Texto fornecido:
★ ★ ★

Onda de sarampo
13/12/2019

A Organização Mundial da Saúde (OMS) alerta para um surto planetário de sarampo, com epidemias devastadoras em algumas regiões. Em 2018, 140 mil pessoas morreram, a maioria bebês e crianças com menos de cinco anos, os mais vulneráveis à infecção. Os que escapam à morte sofrem alto risco de complicações, incluindo pneumonia, encefalite e deficiências vitalícias, como lesão cerebral permanente, cegueira ou surdez. O vírus pode ainda danificar a memória do sistema imunológico por meses ou mesmo anos, tornando os sobreviventes vulneráveis a outras doenças letais, como influenza ou diarreia aguda.

“O fato de que qualquer criança morra de uma doença evitável por vacina como o sarampo é um ultraje e um fracasso coletivo na proteção das crianças mais vulneráveis do mundo”, disse Adhanom Ghebreyesus, diretor-geral da OMS. Nos últimos 18 anos estima-se que só a vacinação tenha salvado mais de 23 milhões de vidas. Mas as taxas de vacinação estão estagnadas há uma década. Para impedir surtos, a OMS recomenda 95% de cobertura com duas doses de vacina em uma determinada comunidade. Mas em 2018 apenas 86% das crianças no mundo foram vacinadas e menos de 70% receberam a segunda dose.

Os impactos mais devastadores ocorreram na África negra, onde os índices de vacinação são baixíssimos. Mas seria um erro circunscrever a crise ao subdesenvolvimento. Os Estados Unidos reportaram o maior número de incidências em 25 anos, e quatro países europeus – Reino Unido, Albânia, República Checa e Grécia – perderam seu status de países livres do sarampo.

No Brasil o vírus foi reintroduzido em 2018, sobretudo na Região Norte, infectando 10.326 pessoas e matando 12. Em 2019, segundo o Ministério da Saúde, já foram notificados 53.761 casos suspeitos, dos quais 11.896 foram confirmados. Até agora houve 15 mortes, 14 em São Paulo. O Ministério estima que 9,4 milhões de pessoas de 20 a 29 anos não estão imunizadas ou tomaram apenas uma dose.

O surto global está longe de ser controlado. Ao contrário. Estimativas parciais da OMS, colhidas até meados de novembro, sugerem que as incidências triplicaram em 2019. O quadro é especialmente alarmante porque não decorre apenas de dificuldades de acesso ou de mera ignorância em relação à rotina de vacinação, mas de uma onda obscurantista materializada em campanhas antivacinação que se alastram por todo o mundo.

Em Samoa, por exemplo, os índices de vacinação caíram de 90% em 2013 para 31% em 2018. O resultado é uma epidemia arrasadora que levou a 4 mil infecções e 60 mortes em um país de apenas 200 mil pessoas. A catástrofe é uma evidência dos riscos da propaganda antivacinação, já que a epidemia foi provavelmente originada na Nova Zelândia, onde vivem muitos samoanos, e depois se espalhou para a vizinha Fiji. Como esses dois países têm bons índices de vacinação as incidências foram mínimas.

★ ★ ★

Dados do exercício:
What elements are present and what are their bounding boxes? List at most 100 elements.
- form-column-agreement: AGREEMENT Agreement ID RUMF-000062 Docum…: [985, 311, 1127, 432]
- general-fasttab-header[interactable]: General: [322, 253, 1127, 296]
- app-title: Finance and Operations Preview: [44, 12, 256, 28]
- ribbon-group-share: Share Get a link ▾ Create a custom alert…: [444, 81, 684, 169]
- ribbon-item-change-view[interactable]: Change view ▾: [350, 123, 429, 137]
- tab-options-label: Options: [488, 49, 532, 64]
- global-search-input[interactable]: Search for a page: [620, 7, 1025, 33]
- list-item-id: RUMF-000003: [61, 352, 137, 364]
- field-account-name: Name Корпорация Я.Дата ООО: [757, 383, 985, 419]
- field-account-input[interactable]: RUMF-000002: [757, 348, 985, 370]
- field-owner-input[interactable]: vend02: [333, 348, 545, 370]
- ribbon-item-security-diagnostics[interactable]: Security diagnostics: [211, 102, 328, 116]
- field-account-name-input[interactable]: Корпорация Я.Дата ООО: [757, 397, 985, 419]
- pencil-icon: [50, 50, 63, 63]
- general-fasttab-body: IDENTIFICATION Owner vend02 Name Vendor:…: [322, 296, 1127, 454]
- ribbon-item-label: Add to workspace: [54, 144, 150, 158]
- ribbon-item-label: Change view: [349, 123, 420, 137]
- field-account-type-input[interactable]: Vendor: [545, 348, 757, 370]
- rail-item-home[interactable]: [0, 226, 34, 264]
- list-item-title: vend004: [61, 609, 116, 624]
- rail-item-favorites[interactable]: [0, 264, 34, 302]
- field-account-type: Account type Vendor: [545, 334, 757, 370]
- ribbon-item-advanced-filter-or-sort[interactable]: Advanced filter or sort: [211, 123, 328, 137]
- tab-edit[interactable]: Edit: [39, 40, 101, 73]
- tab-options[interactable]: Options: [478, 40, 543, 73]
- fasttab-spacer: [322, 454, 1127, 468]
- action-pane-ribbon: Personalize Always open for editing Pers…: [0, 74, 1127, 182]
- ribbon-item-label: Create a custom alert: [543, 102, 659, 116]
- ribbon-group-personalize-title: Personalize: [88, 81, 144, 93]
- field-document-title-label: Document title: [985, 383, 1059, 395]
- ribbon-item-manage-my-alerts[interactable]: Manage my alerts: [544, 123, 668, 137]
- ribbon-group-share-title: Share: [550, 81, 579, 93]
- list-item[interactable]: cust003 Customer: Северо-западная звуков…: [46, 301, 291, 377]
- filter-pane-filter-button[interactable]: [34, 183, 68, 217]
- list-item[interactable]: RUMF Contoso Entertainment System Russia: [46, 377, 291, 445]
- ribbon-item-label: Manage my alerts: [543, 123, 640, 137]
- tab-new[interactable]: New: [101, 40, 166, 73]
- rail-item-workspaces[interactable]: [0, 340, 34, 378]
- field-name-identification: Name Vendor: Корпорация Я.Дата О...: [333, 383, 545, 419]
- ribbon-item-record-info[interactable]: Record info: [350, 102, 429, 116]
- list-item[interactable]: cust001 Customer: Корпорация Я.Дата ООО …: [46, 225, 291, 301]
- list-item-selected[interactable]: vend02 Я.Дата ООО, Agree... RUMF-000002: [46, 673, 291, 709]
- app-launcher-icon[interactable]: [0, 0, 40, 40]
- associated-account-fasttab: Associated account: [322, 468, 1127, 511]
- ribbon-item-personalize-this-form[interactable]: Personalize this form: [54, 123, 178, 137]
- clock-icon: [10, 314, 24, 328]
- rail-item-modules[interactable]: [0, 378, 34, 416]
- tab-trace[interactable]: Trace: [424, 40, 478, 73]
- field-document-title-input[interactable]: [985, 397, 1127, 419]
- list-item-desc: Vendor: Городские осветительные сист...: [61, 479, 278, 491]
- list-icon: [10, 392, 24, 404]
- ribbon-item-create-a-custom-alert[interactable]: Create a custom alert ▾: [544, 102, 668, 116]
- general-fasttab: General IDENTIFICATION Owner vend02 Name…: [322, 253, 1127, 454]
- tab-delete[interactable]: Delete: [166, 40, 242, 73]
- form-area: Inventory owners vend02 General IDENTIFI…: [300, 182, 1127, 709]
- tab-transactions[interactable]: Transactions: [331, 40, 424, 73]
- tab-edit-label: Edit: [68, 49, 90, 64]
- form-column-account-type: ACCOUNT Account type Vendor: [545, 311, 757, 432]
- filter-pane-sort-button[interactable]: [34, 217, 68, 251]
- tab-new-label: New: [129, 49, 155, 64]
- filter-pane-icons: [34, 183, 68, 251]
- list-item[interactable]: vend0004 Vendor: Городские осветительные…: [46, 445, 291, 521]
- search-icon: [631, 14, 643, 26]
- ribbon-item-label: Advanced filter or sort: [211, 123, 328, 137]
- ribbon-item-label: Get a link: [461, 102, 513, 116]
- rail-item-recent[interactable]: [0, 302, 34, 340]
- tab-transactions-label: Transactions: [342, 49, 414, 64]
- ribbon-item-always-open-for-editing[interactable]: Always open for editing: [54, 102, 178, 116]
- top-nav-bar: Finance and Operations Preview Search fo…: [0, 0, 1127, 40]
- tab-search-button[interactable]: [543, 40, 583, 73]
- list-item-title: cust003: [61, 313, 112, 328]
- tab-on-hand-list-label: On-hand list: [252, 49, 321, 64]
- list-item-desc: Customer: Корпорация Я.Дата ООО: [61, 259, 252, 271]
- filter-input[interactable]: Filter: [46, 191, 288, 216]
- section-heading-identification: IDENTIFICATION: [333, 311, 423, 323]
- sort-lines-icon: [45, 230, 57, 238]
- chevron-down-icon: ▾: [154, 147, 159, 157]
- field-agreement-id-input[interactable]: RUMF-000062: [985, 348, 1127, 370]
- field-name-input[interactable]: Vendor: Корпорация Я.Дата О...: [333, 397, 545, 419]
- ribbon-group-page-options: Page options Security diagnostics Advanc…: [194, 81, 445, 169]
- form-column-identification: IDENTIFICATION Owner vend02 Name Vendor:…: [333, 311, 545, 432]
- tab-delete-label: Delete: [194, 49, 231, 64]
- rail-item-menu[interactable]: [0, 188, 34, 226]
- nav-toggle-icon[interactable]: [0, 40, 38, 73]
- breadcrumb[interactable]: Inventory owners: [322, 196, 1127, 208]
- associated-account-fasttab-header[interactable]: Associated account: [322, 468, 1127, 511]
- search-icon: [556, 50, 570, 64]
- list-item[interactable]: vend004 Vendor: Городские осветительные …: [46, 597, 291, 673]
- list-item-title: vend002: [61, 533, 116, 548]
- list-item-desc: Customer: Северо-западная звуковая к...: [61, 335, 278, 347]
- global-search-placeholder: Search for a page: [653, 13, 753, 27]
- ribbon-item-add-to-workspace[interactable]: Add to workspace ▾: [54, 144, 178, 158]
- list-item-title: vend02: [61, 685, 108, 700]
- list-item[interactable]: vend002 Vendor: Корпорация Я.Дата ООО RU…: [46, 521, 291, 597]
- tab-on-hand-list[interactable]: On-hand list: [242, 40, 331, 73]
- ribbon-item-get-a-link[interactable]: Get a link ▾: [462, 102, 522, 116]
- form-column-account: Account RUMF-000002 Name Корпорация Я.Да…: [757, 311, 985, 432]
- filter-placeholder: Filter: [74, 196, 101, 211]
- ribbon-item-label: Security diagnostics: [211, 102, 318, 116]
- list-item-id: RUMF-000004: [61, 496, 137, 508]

★ ★ ★

Usando as informações:
1. Resuma em duas frases o texto sobre o sarampo.
2. Transcreva do texto sobre o sarampo o trecho que vai de "Onda de sarampo" até "ou diarreia aguda.".
3. Segundo o texto sobre o sarampo, que cobertura vacinal a OMS recomenda para impedir surtos?
Use somente o texto sobre o sarampo, sem recorrer à listagem.

Respostas em ordem:
1. A OMS alerta para um surto global de sarampo que matou 140 mil pessoas em 2018, a maioria bebês e crianças com menos de cinco anos, enquanto as taxas de vacinação seguem estagnadas e abaixo dos 95% recomendados. A crise também atinge os Estados Unidos, países europeus e o Brasil, e as incidências parecem ter triplicado em 2019, num quadro agravado por campanhas antivacinação, como mostra a epidemia em Samoa.

2.
Onda de sarampo
13/12/2019

A Organização Mundial da Saúde (OMS) alerta para um surto planetário de sarampo, com epidemias devastadoras em algumas regiões. Em 2018, 140 mil pessoas morreram, a maioria bebês e crianças com menos de cinco anos, os mais vulneráveis à infecção. Os que escapam à morte sofrem alto risco de complicações, incluindo pneumonia, encefalite e deficiências vitalícias, como lesão cerebral permanente, cegueira ou surdez. O vírus pode ainda danificar a memória do sistema imunológico por meses ou mesmo anos, tornando os sobreviventes vulneráveis a outras doenças letais, como influenza ou diarreia aguda.

3. 95% de cobertura com duas doses de vacina em uma determinada comunidade.